### WRITTEN EXERCISE
Make an exact copy of the records, with the images left out.

(Figure contents as structured data)

——————

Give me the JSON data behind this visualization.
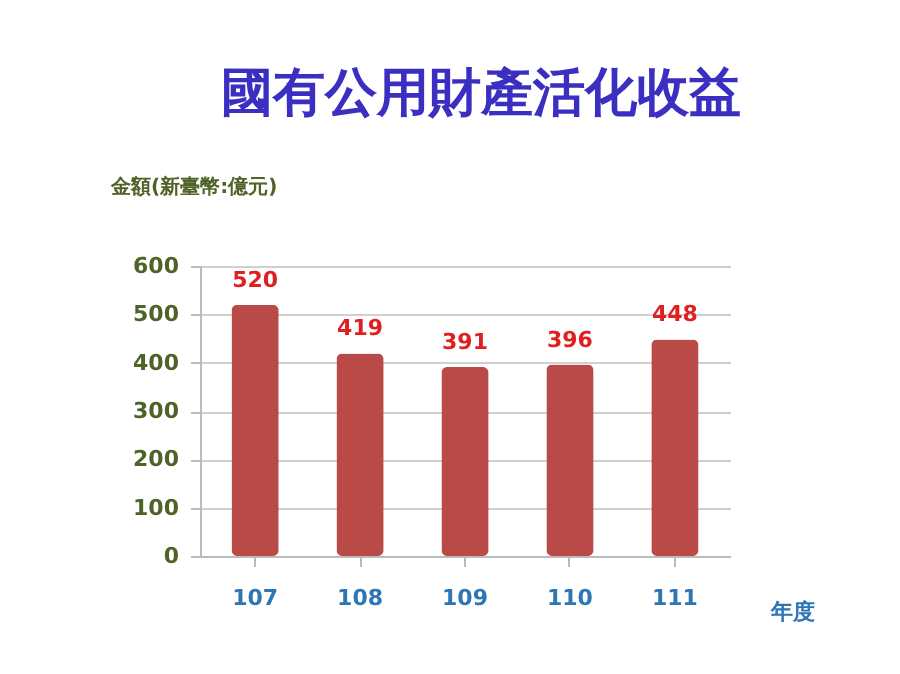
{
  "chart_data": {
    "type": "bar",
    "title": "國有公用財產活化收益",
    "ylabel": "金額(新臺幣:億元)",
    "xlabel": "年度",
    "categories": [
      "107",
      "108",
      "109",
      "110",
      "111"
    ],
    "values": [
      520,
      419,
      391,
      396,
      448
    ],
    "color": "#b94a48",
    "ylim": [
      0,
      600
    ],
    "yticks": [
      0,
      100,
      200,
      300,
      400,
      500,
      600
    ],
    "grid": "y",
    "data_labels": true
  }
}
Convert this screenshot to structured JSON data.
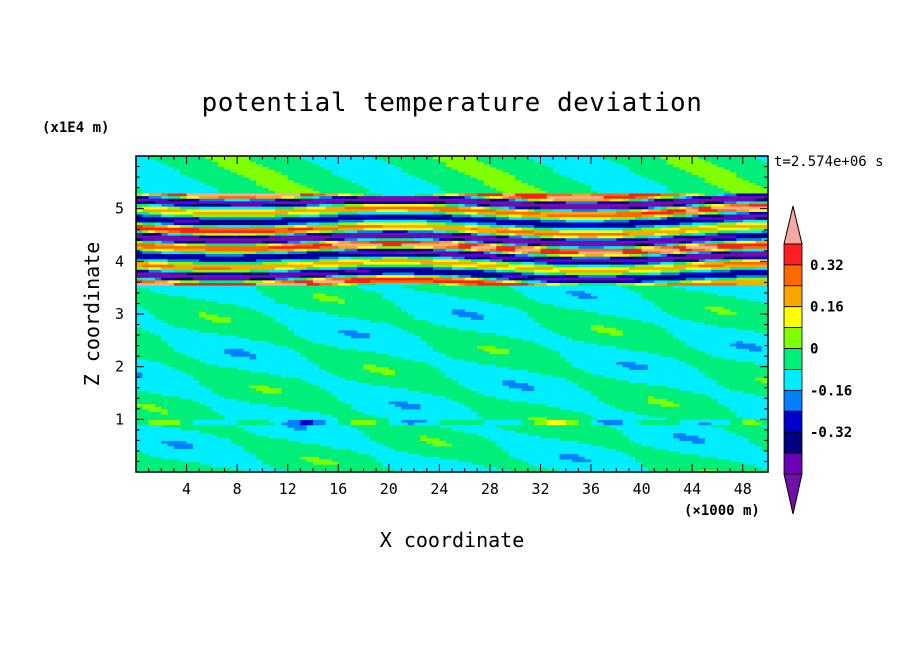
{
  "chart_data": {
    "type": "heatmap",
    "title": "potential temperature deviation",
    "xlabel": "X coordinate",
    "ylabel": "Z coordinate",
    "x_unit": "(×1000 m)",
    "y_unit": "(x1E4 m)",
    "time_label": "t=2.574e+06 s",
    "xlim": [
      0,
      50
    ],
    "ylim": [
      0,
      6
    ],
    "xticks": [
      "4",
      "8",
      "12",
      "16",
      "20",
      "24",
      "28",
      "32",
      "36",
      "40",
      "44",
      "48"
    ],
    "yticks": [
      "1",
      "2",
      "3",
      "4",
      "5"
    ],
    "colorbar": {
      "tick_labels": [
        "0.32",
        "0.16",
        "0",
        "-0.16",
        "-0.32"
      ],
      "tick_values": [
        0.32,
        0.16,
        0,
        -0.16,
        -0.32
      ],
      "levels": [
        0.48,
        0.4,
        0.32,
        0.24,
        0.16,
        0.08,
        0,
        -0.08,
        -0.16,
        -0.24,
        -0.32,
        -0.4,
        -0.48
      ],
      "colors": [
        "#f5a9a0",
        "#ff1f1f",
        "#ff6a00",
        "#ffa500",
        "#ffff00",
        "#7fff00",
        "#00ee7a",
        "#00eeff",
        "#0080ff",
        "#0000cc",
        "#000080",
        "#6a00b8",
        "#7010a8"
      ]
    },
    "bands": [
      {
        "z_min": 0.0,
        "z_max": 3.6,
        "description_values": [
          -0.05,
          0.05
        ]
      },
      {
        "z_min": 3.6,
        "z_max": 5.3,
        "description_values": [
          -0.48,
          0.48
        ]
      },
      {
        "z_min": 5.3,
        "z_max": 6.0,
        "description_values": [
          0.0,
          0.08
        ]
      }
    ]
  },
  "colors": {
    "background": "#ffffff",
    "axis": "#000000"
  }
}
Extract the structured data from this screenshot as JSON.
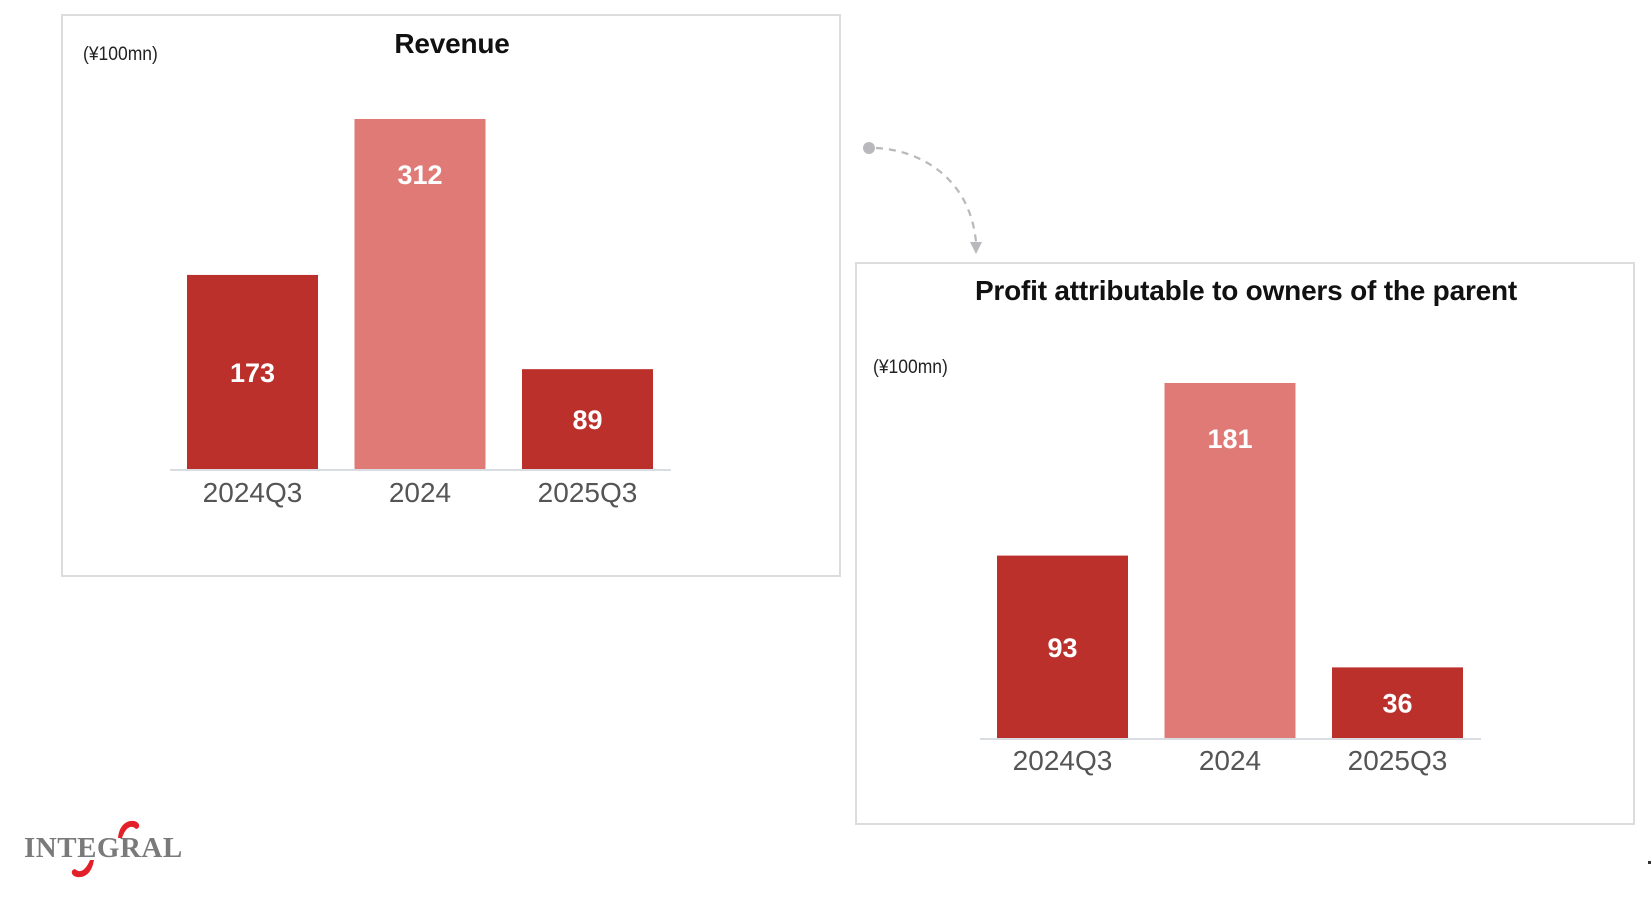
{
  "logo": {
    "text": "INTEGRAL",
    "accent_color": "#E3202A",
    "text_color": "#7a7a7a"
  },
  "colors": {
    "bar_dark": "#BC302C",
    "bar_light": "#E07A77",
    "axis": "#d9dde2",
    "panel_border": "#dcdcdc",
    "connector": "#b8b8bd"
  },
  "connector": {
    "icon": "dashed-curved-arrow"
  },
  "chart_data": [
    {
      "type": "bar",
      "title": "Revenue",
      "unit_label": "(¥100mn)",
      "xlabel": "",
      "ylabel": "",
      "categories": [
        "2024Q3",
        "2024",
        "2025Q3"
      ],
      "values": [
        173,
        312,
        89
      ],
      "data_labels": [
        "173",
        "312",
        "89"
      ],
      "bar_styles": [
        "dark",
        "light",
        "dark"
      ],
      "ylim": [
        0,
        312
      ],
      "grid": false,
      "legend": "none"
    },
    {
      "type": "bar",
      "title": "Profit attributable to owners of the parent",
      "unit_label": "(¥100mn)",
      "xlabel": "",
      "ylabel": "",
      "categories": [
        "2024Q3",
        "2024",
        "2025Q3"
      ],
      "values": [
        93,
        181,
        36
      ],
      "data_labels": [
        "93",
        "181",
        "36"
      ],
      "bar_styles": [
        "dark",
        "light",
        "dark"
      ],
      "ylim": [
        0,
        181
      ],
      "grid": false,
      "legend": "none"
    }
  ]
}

——————

### FINAL ANSWER
Give me the JSON data behind this visualization.
{
  "chart_data": {
    "type": "bar",
    "title": "國有公用財產活化收益",
    "ylabel": "金額(新臺幣:億元)",
    "xlabel": "年度",
    "categories": [
      "107",
      "108",
      "109",
      "110",
      "111"
    ],
    "values": [
      520,
      419,
      391,
      396,
      448
    ],
    "color": "#b94a48",
    "ylim": [
      0,
      600
    ],
    "yticks": [
      0,
      100,
      200,
      300,
      400,
      500,
      600
    ],
    "grid": "y",
    "data_labels": true
  }
}
Convert this screenshot to structured JSON data.
{
  "chart_data": {
    "type": "heatmap",
    "title": "potential temperature deviation",
    "xlabel": "X coordinate",
    "ylabel": "Z coordinate",
    "x_unit": "(×1000 m)",
    "y_unit": "(x1E4 m)",
    "time_label": "t=2.574e+06 s",
    "xlim": [
      0,
      50
    ],
    "ylim": [
      0,
      6
    ],
    "xticks": [
      "4",
      "8",
      "12",
      "16",
      "20",
      "24",
      "28",
      "32",
      "36",
      "40",
      "44",
      "48"
    ],
    "yticks": [
      "1",
      "2",
      "3",
      "4",
      "5"
    ],
    "colorbar": {
      "tick_labels": [
        "0.32",
        "0.16",
        "0",
        "-0.16",
        "-0.32"
      ],
      "tick_values": [
        0.32,
        0.16,
        0,
        -0.16,
        -0.32
      ],
      "levels": [
        0.48,
        0.4,
        0.32,
        0.24,
        0.16,
        0.08,
        0,
        -0.08,
        -0.16,
        -0.24,
        -0.32,
        -0.4,
        -0.48
      ],
      "colors": [
        "#f5a9a0",
        "#ff1f1f",
        "#ff6a00",
        "#ffa500",
        "#ffff00",
        "#7fff00",
        "#00ee7a",
        "#00eeff",
        "#0080ff",
        "#0000cc",
        "#000080",
        "#6a00b8",
        "#7010a8"
      ]
    },
    "bands": [
      {
        "z_min": 0.0,
        "z_max": 3.6,
        "description_values": [
          -0.05,
          0.05
        ]
      },
      {
        "z_min": 3.6,
        "z_max": 5.3,
        "description_values": [
          -0.48,
          0.48
        ]
      },
      {
        "z_min": 5.3,
        "z_max": 6.0,
        "description_values": [
          0.0,
          0.08
        ]
      }
    ]
  },
  "colors": {
    "background": "#ffffff",
    "axis": "#000000"
  }
}
Extract the structured data from this screenshot as JSON.
{
  "logo": {
    "text": "INTEGRAL",
    "accent_color": "#E3202A",
    "text_color": "#7a7a7a"
  },
  "colors": {
    "bar_dark": "#BC302C",
    "bar_light": "#E07A77",
    "axis": "#d9dde2",
    "panel_border": "#dcdcdc",
    "connector": "#b8b8bd"
  },
  "connector": {
    "icon": "dashed-curved-arrow"
  },
  "chart_data": [
    {
      "type": "bar",
      "title": "Revenue",
      "unit_label": "(¥100mn)",
      "xlabel": "",
      "ylabel": "",
      "categories": [
        "2024Q3",
        "2024",
        "2025Q3"
      ],
      "values": [
        173,
        312,
        89
      ],
      "data_labels": [
        "173",
        "312",
        "89"
      ],
      "bar_styles": [
        "dark",
        "light",
        "dark"
      ],
      "ylim": [
        0,
        312
      ],
      "grid": false,
      "legend": "none"
    },
    {
      "type": "bar",
      "title": "Profit attributable to owners of the parent",
      "unit_label": "(¥100mn)",
      "xlabel": "",
      "ylabel": "",
      "categories": [
        "2024Q3",
        "2024",
        "2025Q3"
      ],
      "values": [
        93,
        181,
        36
      ],
      "data_labels": [
        "93",
        "181",
        "36"
      ],
      "bar_styles": [
        "dark",
        "light",
        "dark"
      ],
      "ylim": [
        0,
        181
      ],
      "grid": false,
      "legend": "none"
    }
  ]
}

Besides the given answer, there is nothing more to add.